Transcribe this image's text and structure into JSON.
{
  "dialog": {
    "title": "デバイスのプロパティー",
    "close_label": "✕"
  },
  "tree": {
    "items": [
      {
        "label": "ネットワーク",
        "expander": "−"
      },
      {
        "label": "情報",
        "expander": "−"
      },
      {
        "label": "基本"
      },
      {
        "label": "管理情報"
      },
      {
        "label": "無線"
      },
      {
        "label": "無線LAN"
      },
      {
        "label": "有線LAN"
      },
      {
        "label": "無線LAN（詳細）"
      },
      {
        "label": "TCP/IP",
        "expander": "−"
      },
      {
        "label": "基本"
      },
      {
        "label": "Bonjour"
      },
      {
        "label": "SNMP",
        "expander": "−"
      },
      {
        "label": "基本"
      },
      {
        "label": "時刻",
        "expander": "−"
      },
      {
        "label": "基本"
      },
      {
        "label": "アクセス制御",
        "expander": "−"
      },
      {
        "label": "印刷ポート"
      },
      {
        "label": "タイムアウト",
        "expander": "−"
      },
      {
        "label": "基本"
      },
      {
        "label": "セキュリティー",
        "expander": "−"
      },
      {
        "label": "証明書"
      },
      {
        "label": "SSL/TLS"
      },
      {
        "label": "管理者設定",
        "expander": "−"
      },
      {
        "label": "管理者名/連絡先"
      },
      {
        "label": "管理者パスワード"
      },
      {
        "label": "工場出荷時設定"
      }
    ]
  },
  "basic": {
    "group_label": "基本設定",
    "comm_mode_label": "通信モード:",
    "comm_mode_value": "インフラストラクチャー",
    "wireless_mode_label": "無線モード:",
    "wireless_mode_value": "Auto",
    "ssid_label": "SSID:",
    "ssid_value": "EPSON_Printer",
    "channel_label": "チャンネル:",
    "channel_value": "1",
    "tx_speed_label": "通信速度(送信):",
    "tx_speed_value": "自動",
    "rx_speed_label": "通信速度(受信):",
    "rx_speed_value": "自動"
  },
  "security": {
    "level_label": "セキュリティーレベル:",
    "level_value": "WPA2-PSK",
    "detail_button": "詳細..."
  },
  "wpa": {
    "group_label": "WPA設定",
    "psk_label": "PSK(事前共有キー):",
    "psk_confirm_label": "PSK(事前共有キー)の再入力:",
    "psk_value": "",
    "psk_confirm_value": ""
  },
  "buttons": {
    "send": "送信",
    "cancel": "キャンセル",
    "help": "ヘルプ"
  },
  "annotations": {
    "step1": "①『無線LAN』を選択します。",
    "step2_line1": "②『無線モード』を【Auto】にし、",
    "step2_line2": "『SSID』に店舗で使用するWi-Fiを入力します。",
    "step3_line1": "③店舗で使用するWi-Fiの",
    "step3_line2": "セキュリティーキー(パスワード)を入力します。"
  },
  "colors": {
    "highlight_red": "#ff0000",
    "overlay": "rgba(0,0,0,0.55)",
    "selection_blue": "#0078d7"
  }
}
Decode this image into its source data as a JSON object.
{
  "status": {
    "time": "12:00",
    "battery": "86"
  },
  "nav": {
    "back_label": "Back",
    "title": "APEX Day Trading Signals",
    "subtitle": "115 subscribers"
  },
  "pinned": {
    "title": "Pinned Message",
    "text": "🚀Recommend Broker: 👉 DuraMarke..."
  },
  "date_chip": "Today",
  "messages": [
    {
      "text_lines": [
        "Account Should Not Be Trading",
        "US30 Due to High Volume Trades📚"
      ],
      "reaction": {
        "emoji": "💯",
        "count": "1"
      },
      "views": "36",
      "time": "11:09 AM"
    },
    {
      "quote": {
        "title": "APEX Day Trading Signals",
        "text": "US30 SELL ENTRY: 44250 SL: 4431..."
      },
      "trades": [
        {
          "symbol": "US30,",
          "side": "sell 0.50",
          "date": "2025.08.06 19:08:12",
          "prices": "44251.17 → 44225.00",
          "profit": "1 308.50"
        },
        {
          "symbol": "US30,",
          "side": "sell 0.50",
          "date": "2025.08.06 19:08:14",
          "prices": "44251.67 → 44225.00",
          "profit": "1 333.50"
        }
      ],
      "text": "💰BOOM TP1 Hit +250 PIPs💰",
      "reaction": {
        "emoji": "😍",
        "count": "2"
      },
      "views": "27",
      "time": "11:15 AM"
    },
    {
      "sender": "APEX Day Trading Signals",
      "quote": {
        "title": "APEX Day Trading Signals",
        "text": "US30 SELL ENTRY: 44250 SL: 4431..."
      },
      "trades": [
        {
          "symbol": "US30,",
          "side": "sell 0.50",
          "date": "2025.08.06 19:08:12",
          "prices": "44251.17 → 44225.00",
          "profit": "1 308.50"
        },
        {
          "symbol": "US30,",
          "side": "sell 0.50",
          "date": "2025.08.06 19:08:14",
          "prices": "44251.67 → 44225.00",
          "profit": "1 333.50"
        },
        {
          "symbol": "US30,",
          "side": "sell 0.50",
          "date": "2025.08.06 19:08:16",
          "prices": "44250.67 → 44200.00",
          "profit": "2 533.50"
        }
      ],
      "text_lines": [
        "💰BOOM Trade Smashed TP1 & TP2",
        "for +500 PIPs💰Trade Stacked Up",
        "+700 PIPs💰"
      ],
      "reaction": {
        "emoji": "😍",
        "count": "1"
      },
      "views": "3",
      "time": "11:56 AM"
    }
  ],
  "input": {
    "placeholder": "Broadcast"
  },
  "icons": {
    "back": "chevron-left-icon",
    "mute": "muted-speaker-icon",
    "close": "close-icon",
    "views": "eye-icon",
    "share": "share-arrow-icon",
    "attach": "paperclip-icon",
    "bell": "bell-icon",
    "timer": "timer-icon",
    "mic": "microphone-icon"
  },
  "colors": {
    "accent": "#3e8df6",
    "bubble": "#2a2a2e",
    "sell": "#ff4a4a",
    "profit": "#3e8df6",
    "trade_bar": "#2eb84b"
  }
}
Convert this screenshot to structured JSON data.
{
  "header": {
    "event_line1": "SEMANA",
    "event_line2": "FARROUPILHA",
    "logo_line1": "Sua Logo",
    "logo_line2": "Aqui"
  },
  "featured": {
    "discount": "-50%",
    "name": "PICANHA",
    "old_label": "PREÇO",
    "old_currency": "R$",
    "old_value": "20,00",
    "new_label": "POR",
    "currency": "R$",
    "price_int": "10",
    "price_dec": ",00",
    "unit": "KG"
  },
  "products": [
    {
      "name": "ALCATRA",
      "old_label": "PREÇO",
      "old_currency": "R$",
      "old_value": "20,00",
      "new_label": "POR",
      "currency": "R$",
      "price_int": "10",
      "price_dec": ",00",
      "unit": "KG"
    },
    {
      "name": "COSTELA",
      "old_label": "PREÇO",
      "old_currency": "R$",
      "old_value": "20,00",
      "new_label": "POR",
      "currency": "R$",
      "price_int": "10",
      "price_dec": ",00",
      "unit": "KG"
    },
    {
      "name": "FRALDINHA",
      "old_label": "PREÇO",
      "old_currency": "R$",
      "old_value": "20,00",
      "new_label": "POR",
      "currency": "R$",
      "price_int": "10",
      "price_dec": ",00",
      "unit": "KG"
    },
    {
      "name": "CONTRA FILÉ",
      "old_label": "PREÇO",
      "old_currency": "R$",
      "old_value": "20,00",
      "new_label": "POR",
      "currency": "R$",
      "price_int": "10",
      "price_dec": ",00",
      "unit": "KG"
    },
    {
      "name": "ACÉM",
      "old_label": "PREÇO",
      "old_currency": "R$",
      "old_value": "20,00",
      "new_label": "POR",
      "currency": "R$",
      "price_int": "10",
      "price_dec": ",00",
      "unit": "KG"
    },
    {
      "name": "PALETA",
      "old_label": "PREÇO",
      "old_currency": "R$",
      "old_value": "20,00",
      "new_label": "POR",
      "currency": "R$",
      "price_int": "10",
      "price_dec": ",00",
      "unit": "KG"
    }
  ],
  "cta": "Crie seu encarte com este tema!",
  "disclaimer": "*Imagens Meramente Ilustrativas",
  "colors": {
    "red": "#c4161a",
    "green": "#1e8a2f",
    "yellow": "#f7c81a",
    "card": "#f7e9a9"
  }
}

• • •

**PROBLEM DETAILS**
Copy every line that contains the string "PIPs".

**WRITTEN RESPONSE**
      "text": "💰BOOM TP1 Hit +250 PIPs💰",
        "for +500 PIPs💰Trade Stacked Up",
        "+700 PIPs💰"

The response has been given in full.